GIVEN EXERCISE >> Look through the data below and count each line where the word "laterales" appears. Reply with the count alone.

INPUT RECORDS >>
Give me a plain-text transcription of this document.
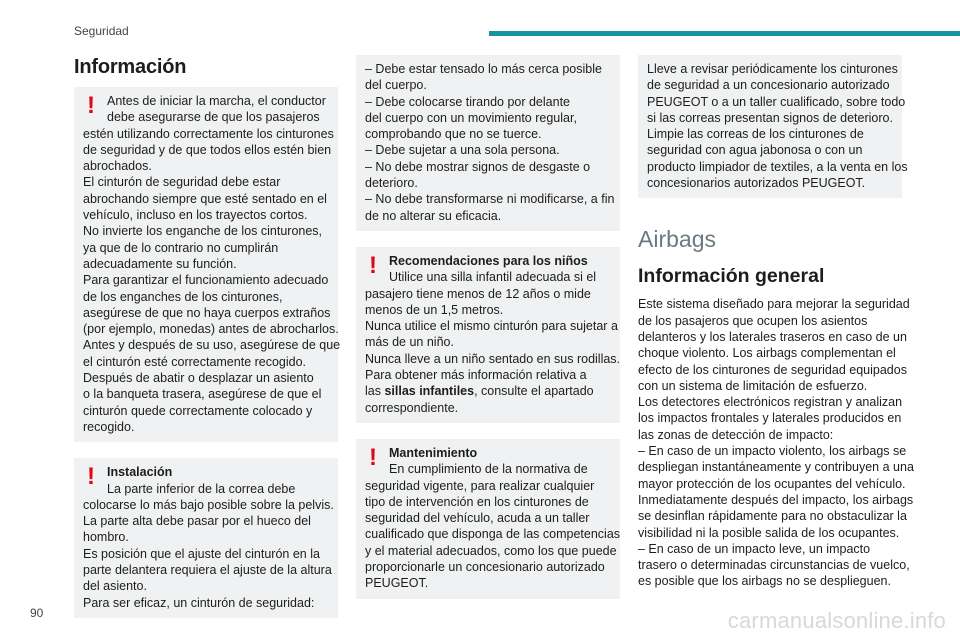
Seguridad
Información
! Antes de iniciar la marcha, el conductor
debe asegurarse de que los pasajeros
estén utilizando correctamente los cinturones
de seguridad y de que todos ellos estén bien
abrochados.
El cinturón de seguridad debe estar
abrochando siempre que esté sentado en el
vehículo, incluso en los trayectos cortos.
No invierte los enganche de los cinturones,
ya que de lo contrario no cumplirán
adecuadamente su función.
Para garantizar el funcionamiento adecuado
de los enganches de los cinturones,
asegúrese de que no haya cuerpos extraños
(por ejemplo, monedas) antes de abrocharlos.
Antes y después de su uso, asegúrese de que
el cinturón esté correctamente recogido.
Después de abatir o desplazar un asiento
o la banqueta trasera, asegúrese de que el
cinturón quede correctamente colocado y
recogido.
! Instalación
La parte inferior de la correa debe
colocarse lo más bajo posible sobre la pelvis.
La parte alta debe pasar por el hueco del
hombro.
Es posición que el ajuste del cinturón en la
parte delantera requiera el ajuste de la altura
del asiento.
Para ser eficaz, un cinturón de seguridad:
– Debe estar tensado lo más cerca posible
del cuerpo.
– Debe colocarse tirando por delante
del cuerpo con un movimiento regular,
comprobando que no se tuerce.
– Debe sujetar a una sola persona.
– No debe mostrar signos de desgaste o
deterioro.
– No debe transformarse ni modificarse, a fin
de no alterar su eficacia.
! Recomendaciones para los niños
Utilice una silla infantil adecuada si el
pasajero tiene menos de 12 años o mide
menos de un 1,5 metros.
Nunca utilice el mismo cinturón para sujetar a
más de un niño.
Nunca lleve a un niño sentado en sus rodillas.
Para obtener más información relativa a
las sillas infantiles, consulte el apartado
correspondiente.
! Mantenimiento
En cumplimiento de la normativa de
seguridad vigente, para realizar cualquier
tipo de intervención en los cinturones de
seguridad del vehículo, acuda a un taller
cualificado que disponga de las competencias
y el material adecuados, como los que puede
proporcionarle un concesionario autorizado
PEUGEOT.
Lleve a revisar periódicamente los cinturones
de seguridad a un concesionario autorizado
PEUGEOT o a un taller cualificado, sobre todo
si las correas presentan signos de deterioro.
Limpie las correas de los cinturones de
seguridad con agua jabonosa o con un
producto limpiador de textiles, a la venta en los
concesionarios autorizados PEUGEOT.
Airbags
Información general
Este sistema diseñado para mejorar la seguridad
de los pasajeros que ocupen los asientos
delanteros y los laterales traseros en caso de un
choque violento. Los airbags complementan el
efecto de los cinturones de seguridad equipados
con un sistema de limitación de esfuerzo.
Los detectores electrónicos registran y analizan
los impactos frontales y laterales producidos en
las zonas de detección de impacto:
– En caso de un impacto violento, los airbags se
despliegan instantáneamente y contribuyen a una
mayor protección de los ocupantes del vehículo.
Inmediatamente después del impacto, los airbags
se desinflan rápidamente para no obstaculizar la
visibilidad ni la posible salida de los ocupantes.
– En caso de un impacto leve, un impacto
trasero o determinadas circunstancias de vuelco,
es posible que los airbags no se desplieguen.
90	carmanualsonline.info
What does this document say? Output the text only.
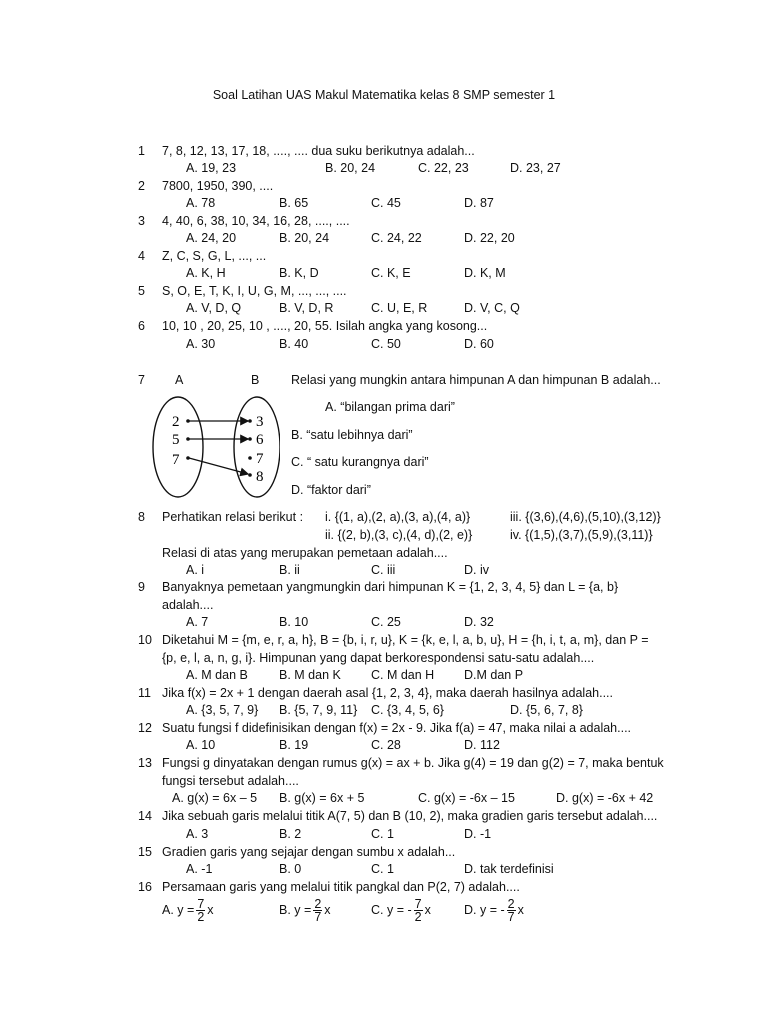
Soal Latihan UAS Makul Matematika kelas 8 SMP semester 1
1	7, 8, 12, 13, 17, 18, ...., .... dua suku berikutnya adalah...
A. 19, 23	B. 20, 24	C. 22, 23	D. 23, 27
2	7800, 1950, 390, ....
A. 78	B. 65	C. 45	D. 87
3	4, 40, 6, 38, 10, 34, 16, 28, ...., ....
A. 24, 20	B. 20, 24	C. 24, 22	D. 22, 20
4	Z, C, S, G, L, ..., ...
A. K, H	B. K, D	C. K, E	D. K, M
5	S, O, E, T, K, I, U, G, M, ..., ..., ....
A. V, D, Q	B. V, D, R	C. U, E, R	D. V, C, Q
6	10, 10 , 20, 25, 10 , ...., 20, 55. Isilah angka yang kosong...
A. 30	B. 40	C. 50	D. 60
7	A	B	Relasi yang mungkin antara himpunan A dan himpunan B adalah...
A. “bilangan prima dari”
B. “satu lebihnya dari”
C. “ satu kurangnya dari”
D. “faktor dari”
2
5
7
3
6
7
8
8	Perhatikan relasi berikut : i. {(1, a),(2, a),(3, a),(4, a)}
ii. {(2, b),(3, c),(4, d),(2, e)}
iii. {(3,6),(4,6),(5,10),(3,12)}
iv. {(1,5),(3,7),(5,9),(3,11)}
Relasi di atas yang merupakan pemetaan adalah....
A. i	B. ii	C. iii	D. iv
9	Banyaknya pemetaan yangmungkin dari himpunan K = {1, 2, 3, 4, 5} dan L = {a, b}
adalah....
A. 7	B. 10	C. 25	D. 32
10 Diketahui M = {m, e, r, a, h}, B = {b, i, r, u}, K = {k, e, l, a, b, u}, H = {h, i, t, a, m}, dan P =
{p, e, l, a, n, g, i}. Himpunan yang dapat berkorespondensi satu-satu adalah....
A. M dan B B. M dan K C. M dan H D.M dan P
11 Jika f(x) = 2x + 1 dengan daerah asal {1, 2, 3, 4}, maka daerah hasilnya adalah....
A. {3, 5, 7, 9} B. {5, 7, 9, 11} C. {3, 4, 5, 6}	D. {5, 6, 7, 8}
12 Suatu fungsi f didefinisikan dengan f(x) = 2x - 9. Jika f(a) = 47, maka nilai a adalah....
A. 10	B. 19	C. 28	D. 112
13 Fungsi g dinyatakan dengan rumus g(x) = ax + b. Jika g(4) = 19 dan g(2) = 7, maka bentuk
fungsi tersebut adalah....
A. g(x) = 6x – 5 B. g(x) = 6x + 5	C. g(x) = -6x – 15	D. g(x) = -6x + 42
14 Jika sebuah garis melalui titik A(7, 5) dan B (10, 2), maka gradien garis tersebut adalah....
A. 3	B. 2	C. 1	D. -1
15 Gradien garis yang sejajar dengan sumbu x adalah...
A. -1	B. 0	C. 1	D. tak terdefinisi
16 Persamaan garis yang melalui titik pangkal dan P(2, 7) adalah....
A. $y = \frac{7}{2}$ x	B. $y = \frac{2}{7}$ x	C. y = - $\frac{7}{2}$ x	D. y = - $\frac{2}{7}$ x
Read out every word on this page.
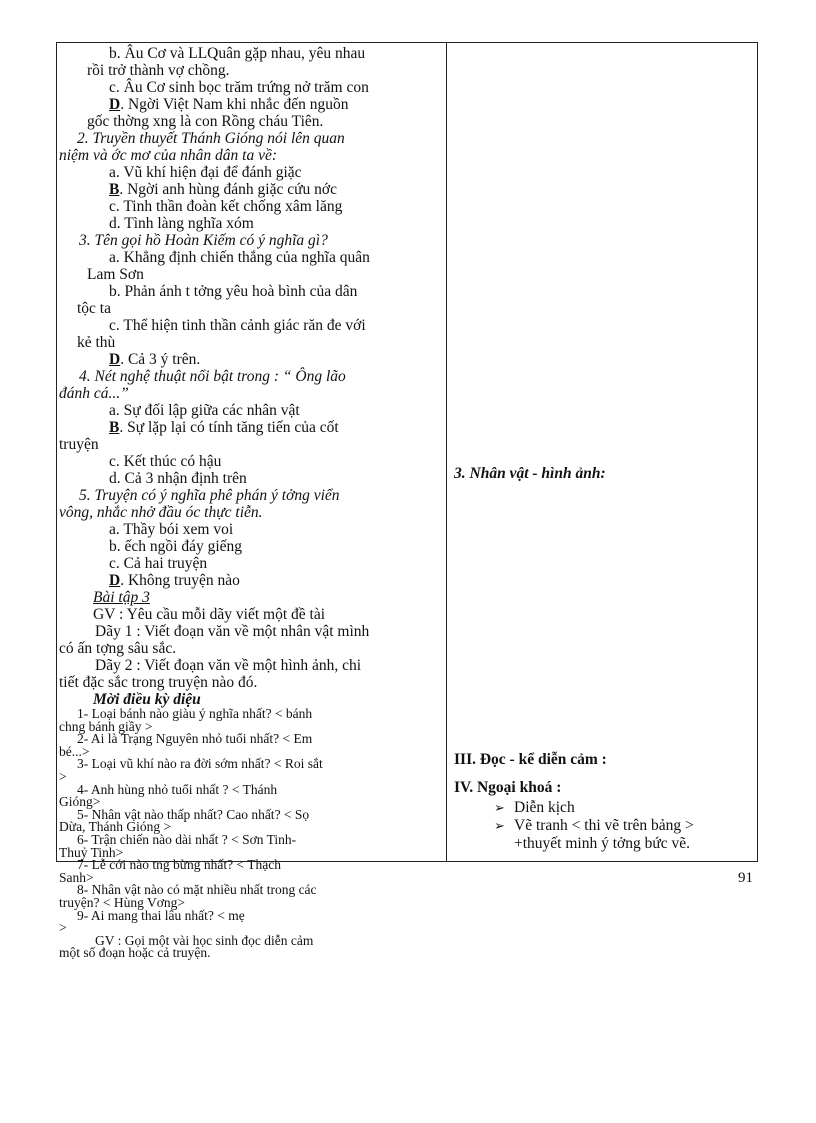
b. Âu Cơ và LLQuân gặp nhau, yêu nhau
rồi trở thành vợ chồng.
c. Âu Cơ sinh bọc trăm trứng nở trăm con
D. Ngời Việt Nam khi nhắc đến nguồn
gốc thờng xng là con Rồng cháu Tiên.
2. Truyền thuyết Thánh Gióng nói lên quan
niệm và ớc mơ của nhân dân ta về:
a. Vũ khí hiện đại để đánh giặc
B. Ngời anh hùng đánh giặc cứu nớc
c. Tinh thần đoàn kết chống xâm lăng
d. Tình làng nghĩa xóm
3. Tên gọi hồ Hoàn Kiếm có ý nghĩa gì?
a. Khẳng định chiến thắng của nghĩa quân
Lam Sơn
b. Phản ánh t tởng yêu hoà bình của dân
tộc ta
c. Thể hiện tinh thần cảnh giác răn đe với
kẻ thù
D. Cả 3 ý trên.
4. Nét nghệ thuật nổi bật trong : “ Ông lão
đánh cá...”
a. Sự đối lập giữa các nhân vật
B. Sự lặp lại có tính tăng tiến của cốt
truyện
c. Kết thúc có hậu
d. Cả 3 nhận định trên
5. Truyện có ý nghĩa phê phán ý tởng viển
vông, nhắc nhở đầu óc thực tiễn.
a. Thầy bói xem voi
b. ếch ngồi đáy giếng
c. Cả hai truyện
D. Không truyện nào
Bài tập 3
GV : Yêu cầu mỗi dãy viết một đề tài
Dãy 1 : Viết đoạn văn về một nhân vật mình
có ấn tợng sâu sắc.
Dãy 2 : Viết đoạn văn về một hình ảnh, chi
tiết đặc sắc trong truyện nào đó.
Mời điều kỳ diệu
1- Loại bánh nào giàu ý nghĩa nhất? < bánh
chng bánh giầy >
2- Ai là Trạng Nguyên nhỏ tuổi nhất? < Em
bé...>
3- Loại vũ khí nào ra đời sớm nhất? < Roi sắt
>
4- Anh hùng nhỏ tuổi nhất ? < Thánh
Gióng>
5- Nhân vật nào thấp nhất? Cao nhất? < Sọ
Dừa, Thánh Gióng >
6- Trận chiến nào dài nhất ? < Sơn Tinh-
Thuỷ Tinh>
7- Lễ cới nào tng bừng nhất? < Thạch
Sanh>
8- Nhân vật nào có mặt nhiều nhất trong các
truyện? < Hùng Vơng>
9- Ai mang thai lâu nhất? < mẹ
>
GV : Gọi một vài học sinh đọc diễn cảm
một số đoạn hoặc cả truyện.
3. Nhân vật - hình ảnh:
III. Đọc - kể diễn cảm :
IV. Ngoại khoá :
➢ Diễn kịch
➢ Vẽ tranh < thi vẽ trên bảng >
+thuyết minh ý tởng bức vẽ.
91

SOLUTION FOR THIS EXERCISE >> 2